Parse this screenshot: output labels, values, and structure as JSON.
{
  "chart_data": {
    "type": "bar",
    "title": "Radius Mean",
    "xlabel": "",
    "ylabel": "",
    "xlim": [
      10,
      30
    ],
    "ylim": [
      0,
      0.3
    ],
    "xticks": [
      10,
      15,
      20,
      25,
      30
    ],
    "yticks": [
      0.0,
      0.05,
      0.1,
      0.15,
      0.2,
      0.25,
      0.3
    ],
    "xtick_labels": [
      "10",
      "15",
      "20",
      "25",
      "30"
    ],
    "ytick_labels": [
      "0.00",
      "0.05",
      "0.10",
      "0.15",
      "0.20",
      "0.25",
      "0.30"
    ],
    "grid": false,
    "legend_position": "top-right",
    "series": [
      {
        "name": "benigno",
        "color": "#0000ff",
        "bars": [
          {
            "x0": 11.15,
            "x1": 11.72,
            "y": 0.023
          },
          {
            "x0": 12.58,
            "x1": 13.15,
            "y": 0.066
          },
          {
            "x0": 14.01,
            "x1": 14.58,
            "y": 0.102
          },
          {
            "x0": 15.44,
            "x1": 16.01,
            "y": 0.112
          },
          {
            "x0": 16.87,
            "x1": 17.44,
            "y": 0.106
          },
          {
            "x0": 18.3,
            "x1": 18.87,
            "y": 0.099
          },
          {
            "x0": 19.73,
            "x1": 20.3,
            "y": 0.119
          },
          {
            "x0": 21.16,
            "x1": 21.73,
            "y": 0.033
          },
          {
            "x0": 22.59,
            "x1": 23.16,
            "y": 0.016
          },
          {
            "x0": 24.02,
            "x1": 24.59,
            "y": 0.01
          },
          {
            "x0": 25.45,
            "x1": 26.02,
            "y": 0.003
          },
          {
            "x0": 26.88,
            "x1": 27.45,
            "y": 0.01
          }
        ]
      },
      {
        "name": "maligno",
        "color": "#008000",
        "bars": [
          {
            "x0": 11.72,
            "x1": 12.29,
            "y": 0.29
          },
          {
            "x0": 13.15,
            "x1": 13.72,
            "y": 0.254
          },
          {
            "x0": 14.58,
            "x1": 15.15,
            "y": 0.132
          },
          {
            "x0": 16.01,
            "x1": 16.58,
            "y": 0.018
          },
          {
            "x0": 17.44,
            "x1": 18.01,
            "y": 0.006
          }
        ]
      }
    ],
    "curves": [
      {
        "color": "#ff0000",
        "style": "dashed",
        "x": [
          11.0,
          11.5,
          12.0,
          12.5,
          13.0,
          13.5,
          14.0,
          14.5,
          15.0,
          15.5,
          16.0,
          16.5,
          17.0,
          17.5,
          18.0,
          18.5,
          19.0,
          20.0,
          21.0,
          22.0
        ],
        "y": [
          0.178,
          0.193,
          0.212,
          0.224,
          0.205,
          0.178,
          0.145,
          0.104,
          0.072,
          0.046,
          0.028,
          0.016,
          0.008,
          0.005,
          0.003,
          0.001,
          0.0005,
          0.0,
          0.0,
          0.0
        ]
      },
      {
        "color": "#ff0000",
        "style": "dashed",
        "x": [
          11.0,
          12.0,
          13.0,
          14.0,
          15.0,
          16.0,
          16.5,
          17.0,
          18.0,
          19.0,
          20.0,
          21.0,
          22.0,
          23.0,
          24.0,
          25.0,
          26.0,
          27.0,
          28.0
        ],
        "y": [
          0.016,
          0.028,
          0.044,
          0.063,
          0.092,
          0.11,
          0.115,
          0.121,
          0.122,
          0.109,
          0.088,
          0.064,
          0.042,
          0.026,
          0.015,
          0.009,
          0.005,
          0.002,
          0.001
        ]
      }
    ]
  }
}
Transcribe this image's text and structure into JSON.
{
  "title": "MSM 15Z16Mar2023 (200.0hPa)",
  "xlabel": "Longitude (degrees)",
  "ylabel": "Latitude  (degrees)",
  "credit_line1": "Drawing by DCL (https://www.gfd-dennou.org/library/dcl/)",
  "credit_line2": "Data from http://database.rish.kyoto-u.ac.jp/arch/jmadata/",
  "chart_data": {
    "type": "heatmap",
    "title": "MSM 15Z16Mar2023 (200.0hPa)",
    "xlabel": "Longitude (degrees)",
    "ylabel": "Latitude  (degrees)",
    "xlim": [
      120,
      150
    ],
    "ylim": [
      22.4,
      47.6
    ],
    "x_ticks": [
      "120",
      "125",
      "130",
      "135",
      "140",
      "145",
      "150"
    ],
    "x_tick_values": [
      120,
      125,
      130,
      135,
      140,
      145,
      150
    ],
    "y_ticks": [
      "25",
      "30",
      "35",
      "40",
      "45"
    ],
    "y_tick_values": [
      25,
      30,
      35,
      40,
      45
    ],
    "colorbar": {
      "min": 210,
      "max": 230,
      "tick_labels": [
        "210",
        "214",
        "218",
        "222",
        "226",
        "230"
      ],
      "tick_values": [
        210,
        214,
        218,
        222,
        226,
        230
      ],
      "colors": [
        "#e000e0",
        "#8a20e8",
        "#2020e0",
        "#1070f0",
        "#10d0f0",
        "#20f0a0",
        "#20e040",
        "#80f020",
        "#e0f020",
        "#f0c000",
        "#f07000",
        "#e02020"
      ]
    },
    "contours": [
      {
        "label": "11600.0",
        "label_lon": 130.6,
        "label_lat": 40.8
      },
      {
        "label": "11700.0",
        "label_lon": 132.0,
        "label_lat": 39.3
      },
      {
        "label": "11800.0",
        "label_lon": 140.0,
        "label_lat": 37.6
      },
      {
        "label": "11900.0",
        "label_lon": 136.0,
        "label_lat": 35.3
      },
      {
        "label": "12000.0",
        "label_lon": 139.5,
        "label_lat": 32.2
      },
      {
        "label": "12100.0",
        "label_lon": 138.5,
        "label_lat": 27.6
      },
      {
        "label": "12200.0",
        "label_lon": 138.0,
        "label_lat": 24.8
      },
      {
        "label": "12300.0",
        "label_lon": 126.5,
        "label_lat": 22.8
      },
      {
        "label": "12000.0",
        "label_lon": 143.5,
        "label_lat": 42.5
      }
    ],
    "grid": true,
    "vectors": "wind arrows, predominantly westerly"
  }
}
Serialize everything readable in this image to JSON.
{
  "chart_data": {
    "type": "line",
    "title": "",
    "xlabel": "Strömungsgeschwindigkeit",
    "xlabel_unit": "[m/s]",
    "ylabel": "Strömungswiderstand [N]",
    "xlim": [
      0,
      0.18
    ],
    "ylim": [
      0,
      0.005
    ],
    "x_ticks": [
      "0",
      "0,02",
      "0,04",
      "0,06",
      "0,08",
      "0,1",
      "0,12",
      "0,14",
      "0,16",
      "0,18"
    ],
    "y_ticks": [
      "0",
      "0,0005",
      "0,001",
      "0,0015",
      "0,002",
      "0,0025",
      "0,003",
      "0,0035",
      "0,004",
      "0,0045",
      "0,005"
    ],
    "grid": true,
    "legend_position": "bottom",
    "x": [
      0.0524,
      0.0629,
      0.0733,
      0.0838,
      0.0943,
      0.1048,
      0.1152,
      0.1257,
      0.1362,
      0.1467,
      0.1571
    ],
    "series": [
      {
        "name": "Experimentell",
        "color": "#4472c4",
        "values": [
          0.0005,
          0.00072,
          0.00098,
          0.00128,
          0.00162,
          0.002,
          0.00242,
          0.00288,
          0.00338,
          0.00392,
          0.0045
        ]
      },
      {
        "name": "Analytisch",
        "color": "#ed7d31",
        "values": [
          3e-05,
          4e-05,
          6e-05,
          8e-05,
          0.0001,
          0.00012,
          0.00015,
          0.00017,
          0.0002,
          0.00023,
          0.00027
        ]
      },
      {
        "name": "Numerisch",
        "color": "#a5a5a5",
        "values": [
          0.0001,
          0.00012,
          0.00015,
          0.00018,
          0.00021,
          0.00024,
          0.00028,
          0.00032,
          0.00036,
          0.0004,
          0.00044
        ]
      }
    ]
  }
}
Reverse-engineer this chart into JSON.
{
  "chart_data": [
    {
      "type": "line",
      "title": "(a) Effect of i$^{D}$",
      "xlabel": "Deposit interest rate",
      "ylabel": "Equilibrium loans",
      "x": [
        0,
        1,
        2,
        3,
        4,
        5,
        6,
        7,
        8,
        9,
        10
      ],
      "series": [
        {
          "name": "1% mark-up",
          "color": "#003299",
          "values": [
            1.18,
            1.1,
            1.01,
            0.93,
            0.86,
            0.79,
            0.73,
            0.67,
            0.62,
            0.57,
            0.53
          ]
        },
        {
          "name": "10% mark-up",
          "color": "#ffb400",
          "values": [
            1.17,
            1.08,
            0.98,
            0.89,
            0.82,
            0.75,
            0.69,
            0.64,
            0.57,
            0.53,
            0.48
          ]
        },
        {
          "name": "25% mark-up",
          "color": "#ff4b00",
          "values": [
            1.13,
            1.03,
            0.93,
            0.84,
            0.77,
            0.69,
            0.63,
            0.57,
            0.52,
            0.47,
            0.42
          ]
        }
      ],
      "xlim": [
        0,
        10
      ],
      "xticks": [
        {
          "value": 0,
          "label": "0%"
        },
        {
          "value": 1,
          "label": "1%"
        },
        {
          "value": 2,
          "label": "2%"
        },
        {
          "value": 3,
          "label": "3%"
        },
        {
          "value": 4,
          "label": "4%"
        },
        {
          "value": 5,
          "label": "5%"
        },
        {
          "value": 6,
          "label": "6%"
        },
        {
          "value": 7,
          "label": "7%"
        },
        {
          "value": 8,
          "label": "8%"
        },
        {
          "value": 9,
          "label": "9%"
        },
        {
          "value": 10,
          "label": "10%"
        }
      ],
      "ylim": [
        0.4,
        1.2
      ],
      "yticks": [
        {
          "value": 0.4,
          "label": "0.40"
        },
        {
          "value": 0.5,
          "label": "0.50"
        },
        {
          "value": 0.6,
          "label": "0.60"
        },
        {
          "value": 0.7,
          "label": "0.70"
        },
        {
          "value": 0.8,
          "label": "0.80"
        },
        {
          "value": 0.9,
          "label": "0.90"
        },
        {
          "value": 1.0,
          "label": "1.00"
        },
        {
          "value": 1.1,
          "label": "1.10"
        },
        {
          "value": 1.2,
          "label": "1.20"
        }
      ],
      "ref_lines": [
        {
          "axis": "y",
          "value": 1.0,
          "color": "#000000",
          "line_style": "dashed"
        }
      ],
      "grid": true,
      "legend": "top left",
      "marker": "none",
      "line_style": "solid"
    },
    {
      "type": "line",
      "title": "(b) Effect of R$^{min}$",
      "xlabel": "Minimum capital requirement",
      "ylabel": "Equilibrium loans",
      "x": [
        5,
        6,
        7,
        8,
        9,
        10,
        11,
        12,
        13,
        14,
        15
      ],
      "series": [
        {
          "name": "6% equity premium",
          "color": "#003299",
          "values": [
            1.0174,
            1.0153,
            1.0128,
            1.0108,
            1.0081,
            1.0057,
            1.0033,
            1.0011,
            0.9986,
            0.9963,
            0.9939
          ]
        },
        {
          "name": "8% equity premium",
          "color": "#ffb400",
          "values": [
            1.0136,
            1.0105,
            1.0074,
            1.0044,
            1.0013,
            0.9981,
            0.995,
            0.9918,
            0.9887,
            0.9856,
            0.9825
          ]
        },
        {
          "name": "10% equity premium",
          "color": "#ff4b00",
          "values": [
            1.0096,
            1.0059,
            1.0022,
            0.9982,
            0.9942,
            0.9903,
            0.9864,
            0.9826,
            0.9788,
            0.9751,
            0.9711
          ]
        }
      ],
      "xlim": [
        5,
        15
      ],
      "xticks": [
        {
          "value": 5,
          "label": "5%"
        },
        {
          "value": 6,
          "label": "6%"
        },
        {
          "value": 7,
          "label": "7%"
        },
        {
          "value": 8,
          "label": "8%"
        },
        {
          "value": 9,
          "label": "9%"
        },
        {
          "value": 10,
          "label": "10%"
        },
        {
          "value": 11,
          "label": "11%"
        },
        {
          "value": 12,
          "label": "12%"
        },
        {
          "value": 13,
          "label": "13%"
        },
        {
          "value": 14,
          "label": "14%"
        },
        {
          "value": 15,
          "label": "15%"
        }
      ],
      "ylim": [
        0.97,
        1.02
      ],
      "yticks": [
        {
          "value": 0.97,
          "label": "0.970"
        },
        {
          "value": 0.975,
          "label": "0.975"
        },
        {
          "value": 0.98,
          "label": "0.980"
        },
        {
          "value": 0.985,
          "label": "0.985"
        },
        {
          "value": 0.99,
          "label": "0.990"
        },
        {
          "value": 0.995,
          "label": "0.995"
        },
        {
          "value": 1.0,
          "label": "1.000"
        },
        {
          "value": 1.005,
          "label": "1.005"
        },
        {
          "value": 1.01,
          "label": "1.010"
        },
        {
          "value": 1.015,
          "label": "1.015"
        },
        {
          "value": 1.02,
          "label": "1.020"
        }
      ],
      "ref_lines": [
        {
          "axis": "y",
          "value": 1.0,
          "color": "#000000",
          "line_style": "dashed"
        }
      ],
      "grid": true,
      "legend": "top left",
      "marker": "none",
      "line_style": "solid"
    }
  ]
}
● ● ●
Pick out all lines containing the string "into".

Transcribe this image's text and structure into JSON.
Reverse-engineer this chart into JSON.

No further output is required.